--- start DATA FOR THIS EXERCISE ---
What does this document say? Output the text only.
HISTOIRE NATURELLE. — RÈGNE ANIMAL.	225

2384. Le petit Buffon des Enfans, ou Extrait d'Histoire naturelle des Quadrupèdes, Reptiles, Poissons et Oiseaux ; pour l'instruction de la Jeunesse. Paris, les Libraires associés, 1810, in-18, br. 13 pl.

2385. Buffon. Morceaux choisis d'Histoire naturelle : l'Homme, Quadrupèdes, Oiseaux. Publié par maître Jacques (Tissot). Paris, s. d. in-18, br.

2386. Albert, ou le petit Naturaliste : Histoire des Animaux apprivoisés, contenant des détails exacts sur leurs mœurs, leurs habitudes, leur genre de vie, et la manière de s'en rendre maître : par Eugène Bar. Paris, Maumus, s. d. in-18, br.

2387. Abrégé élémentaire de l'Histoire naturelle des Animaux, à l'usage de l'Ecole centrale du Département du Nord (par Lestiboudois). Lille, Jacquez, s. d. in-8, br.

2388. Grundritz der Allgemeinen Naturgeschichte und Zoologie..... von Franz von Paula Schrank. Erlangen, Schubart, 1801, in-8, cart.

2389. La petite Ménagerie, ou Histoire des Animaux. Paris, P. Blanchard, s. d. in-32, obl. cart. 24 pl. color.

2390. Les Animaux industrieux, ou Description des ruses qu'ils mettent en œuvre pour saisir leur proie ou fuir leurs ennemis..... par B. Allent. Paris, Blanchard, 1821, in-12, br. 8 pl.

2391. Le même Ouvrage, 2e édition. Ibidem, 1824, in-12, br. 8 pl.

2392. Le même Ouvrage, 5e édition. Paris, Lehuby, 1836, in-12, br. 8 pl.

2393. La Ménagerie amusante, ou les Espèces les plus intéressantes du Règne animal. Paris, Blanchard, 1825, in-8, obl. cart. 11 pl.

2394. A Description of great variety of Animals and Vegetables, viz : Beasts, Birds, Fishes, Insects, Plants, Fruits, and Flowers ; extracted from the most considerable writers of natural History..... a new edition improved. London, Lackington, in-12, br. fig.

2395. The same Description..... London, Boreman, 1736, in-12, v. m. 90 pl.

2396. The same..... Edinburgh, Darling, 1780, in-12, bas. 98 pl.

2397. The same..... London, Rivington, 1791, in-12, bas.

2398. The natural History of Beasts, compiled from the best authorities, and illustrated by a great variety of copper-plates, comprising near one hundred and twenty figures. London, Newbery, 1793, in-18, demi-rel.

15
--- end DATA FOR THIS EXERCISE ---
**TASK DESCRIPTION**
For each line in the data above that contains the string "leurs", extract the line.

**SOLUTION FOR THIS PROBLEM**
2386. Albert, ou le petit Naturaliste : Histoire des Animaux apprivoisés, contenant des détails exacts sur leurs mœurs, leurs habitudes, leur genre de vie, et la manière de s'en rendre maître : par Eugène Bar. Paris, Maumus, s. d. in-18, br.
2390. Les Animaux industrieux, ou Description des ruses qu'ils mettent en œuvre pour saisir leur proie ou fuir leurs ennemis..... par B. Allent. Paris, Blanchard, 1821, in-12, br. 8 pl.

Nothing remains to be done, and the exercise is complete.